-- start of SUPPLIED TEXT --

It's not ergonomic at all: range(start * stepDivider, end * stepDivider, stepMultipler) | map(x => x / stepDivider)
17:56
<rbuckton>
Agreed. "Foo.from" does not imply "takes an iterable", it imples "make a Foo from these inputs"
17:57
<littledan>
I'm having trouble understanding why we're bothering with an optimization for an error case
17:57
<Michael Ficarra>
I don't think arithmetic commutativity comes into play when we're talking about throwing, which is inherently not arithmetic
17:58
<Michael Ficarra>
@littledan an iterable of Number producing a NaN is not an error case?
17:58
<littledan>
I think NaN is kinda usually for error cases?
17:59
<littledan>
I get that it's within the domain of Numbers but.... when was the last time you wanted NaN to come up for you?
17:59
<Michael Ficarra>
at the business logic layer, maybe, but at this data processing layer, no
17:59
<dminor>
I have to drop, Eemeli and Matthew Gaudet will represent SpiderMonkey for the rest of the day.
18:00
<littledan>
at the business logic layer, maybe, but at this data processing layer, no
obviously we need a well-defined answer, but is this going to provide a meaningful speedup meaningfully often?

-- end of SUPPLIED TEXT --
-- start of RECORDS PROVIDED --

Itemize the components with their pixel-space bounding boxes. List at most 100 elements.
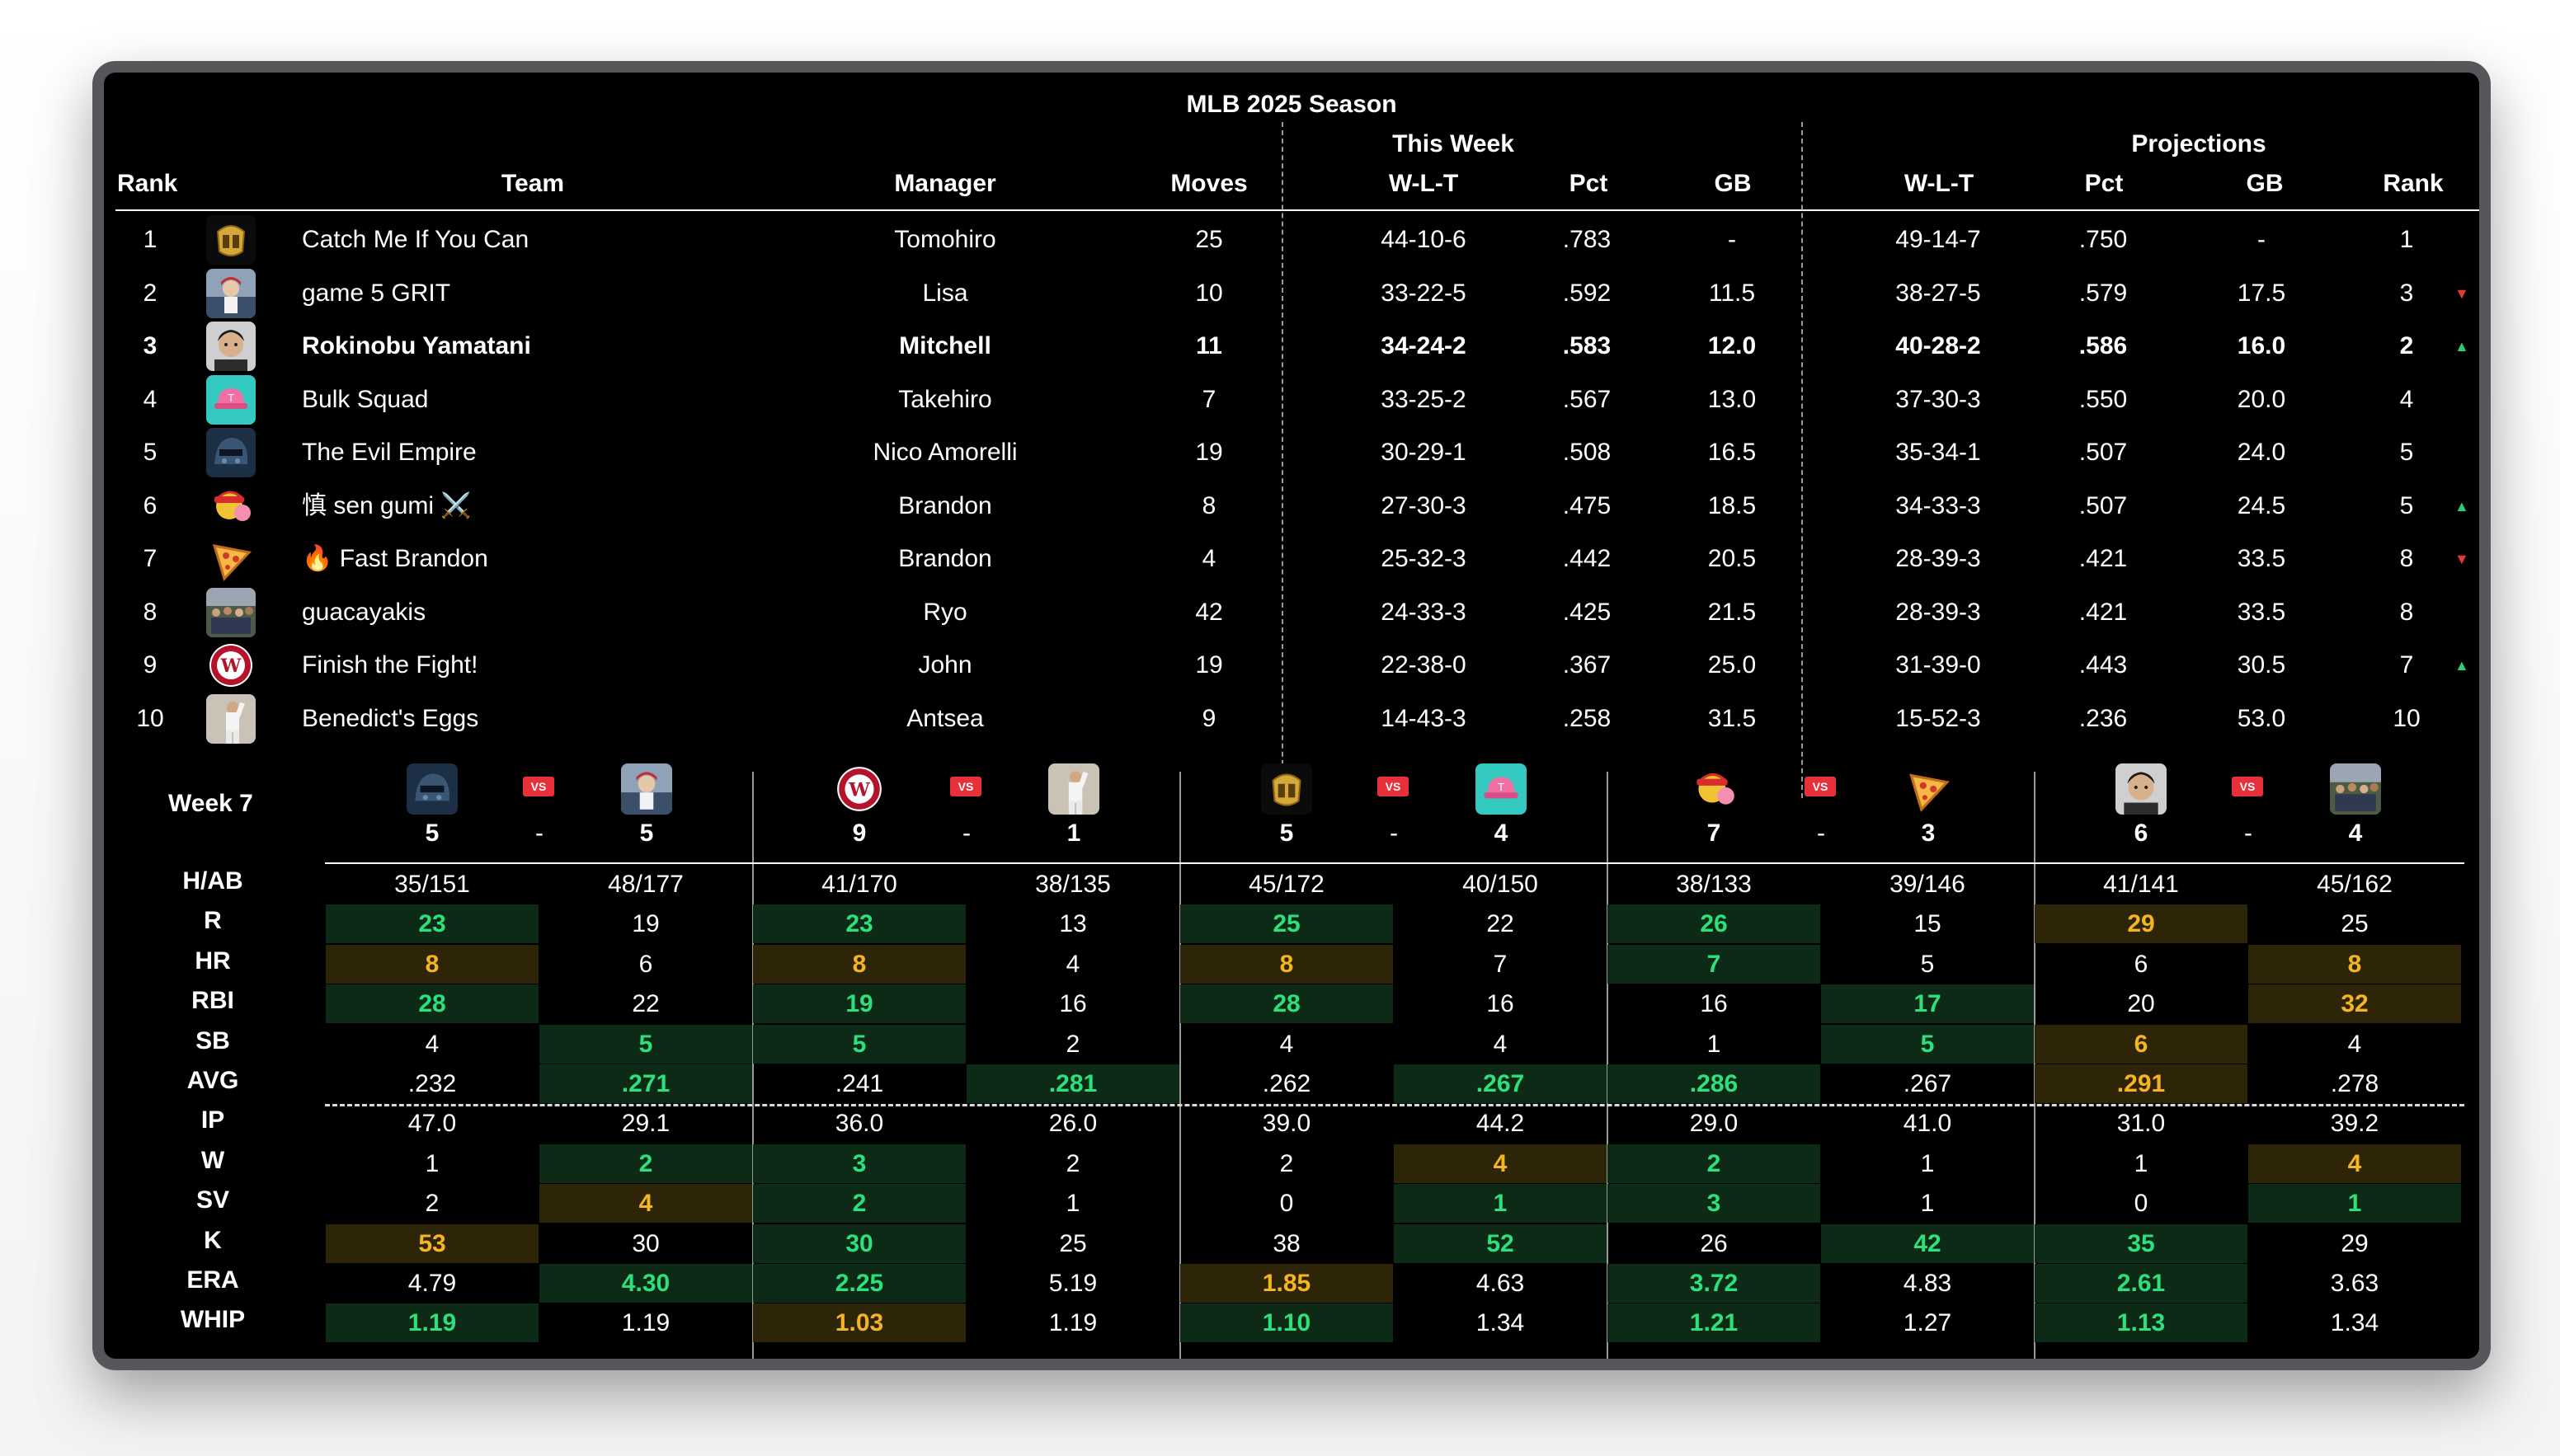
score-separator: -	[1390, 820, 1398, 847]
vs-badge: VS	[1377, 777, 1409, 796]
header-p-pct: Pct	[2084, 170, 2124, 197]
p-rank-cell: 3	[2399, 279, 2414, 307]
tw-pct-cell: .425	[1562, 598, 1612, 626]
away-stat-cell: 17	[1821, 984, 2034, 1024]
moves-cell: 25	[1195, 226, 1223, 253]
stat-label: AVG	[186, 1067, 239, 1094]
p-pct-cell: .586	[2078, 332, 2128, 359]
standings-row[interactable]: 1 Tomohiro 25 44-10-6 .783 - 49-14-7 .750 - 1 Catc…	[104, 214, 2479, 266]
p-gb-cell: 24.5	[2237, 491, 2286, 519]
away-stat-cell: 1	[1394, 1184, 1607, 1224]
home-stat-cell: 0	[1279, 1190, 1294, 1218]
team-name-cell[interactable]: The Evil Empire	[302, 439, 477, 466]
gold-helmet-icon[interactable]	[1261, 763, 1312, 815]
home-stat-cell: 26	[1607, 904, 1820, 944]
tw-wlt-cell: 24-33-3	[1381, 598, 1466, 626]
tw-pct-cell: .258	[1562, 704, 1612, 732]
tw-pct-cell: .783	[1562, 226, 1612, 253]
standings-screen: MLB 2025 Season This Week Projections Ra…	[104, 73, 2479, 1359]
team-name-cell[interactable]: 🔥 Fast Brandon	[302, 545, 488, 572]
score-separator: -	[535, 820, 544, 847]
tw-pct-cell: .592	[1562, 279, 1612, 307]
stat-label: W	[200, 1146, 225, 1174]
score-separator: -	[962, 820, 971, 847]
team-name-cell[interactable]: Bulk Squad	[302, 385, 429, 413]
moves-cell: 10	[1195, 279, 1223, 307]
standings-row[interactable]: 7 Brandon 4 25-32-3 .442 20.5 28-39-3 .421 33.5 8…	[104, 533, 2479, 585]
tw-gb-cell: 20.5	[1707, 545, 1757, 572]
standings-row[interactable]: 5 Nico Amorelli 19 30-29-1 .508 16.5 35-34-1 .5…	[104, 426, 2479, 479]
team-name-cell[interactable]: Rokinobu Yamatani	[302, 332, 531, 359]
team-name-cell[interactable]: Finish the Fight!	[302, 651, 478, 679]
home-stat-cell: 38	[1273, 1229, 1301, 1257]
home-stat-cell: 1.85	[1180, 1264, 1393, 1303]
vs-badge: VS	[2232, 777, 2263, 796]
home-stat-cell: .291	[2035, 1064, 2247, 1103]
p-pct-cell: .507	[2078, 491, 2128, 519]
p-wlt-cell: 35-34-1	[1895, 439, 1981, 466]
player-throw-photo-icon[interactable]	[1048, 763, 1099, 815]
team-name-cell[interactable]: guacayakis	[302, 598, 426, 626]
p-wlt-cell: 31-39-0	[1895, 651, 1981, 679]
bubblegum-character-icon	[206, 481, 256, 531]
standings-row[interactable]: 2 Lisa 10 33-22-5 .592 11.5 38-27-5 .579 17.5 3 ga…	[104, 267, 2479, 320]
p-gb-cell: 17.5	[2237, 279, 2286, 307]
standings-row[interactable]: 9 John 19 22-38-0 .367 25.0 31-39-0 .443 30.5 7 W F…	[104, 639, 2479, 692]
home-stat-cell: 2.61	[2035, 1264, 2247, 1303]
p-gb-cell: 30.5	[2237, 651, 2286, 679]
face-photo-icon[interactable]	[2115, 763, 2167, 815]
team-name-cell[interactable]: Catch Me If You Can	[302, 226, 529, 253]
home-stat-cell: 26	[1700, 1229, 1728, 1257]
crowd-photo-icon[interactable]	[2330, 763, 2381, 815]
away-stat-cell: 1.19	[1048, 1309, 1098, 1337]
team-name-cell[interactable]: game 5 GRIT	[302, 279, 451, 307]
standings-row[interactable]: 3 Mitchell 11 34-24-2 .583 12.0 40-28-2 .586 16.…	[104, 320, 2479, 373]
away-stat-cell: 4	[2347, 1030, 2362, 1058]
away-stat-cell: 40/150	[1462, 871, 1538, 898]
player-throw-photo-icon	[206, 693, 256, 744]
away-stat-cell: 41.0	[1903, 1110, 1952, 1138]
away-stat-cell: 8	[2248, 944, 2461, 984]
tw-gb-cell: 11.5	[1708, 279, 1756, 307]
away-stat-cell: 2	[1066, 1149, 1080, 1177]
home-stat-cell: 28	[326, 984, 539, 1024]
away-stat-cell: 26.0	[1048, 1110, 1098, 1138]
player-photo-icon[interactable]	[621, 763, 672, 815]
stat-label: RBI	[191, 987, 234, 1015]
standings-row[interactable]: 8 Ryo 42 24-33-3 .425 21.5 28-39-3 .421 33.5 8 gua…	[104, 586, 2479, 639]
dark-helmet-icon[interactable]	[407, 763, 458, 815]
p-wlt-cell: 34-33-3	[1895, 491, 1981, 519]
rank-up-icon: ▲	[2454, 497, 2469, 514]
pizza-slice-icon[interactable]	[1903, 763, 1954, 815]
standings-row[interactable]: 10 Antsea 9 14-43-3 .258 31.5 15-52-3 .236 53.0 1…	[104, 693, 2479, 745]
manager-cell: Tomohiro	[894, 226, 996, 253]
away-stat-cell: 3.63	[2330, 1270, 2379, 1297]
p-wlt-cell: 38-27-5	[1895, 279, 1981, 307]
gold-helmet-icon	[206, 215, 256, 265]
p-pct-cell: .507	[2078, 439, 2128, 466]
nationals-logo-icon[interactable]: W	[834, 763, 885, 815]
this-week-divider	[1282, 122, 1283, 798]
bubblegum-character-icon[interactable]	[1688, 763, 1739, 815]
team-name-cell[interactable]: Benedict's Eggs	[302, 704, 479, 732]
home-stat-cell: 35/151	[394, 871, 470, 898]
home-stat-cell: 4.79	[407, 1270, 457, 1297]
pink-cap-icon[interactable]: T	[1475, 763, 1527, 815]
team-name-cell[interactable]: 慎 sen gumi ⚔️	[302, 491, 472, 519]
moves-cell: 9	[1202, 704, 1216, 732]
home-stat-cell: 8	[753, 944, 966, 984]
away-stat-cell: 52	[1394, 1224, 1607, 1263]
home-stat-cell: 3.72	[1607, 1264, 1820, 1303]
away-stat-cell: 5	[1821, 1024, 2034, 1064]
home-stat-cell: 0	[2134, 1190, 2148, 1218]
standings-row[interactable]: 4 Takehiro 7 33-25-2 .567 13.0 37-30-3 .550 20.0…	[104, 373, 2479, 426]
away-stat-cell: 4	[1394, 1144, 1607, 1183]
away-stat-cell: 1.34	[1475, 1309, 1525, 1337]
home-stat-cell: 3	[753, 1144, 966, 1183]
p-pct-cell: .421	[2078, 545, 2128, 572]
p-pct-cell: .750	[2078, 226, 2128, 253]
home-stat-cell: 16	[1700, 990, 1728, 1018]
standings-row[interactable]: 6 Brandon 8 27-30-3 .475 18.5 34-33-3 .507 24.5 5…	[104, 480, 2479, 533]
nationals-logo-icon: W	[206, 641, 256, 690]
home-stat-cell: .286	[1607, 1064, 1820, 1103]
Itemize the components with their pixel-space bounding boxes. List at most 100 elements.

-- end of RECORDS PROVIDED --

EXERCISE INSTRUCTIONS =
1: Using the chat log, explain in one to three sentences why rbuckton says "Foo.from" does not imply "takes an iterable".
2: Based on the chat log, do the following statements agree with it? Answer yes or no for each and quote the deciding words.
(a) littledan thinks NaN usually shows up in error cases.
(b) Michael Ficarra says arithmetic commutativity matters when the discussion is about throwing.
(c) Eemeli and Matthew Gaudet will represent SpiderMonkey for the rest of the day.
3: Summarize the chat log in two sentences.

ANSWERS TO THE TASKS =
1: rbuckton says the name instead implies "make a Foo from these inputs."

2:
(a) Yes: "I think NaN is kinda usually for error cases?"
(b) No: "I don't think arithmetic commutativity comes into play when we're talking about throwing, which is inherently not arithmetic"
(c) Yes: "Eemeli and Matthew Gaudet will represent SpiderMonkey for the rest of the day."

3: littledan treats NaN as an error case and asks whether the optimization will give a meaningful speedup meaningfully often. Michael Ficarra counters that an iterable of Number producing NaN is not an error case at the data processing layer, rbuckton agrees that "Foo.from" means "make a Foo from these inputs," and dminor leaves Eemeli and Matthew Gaudet to represent SpiderMonkey.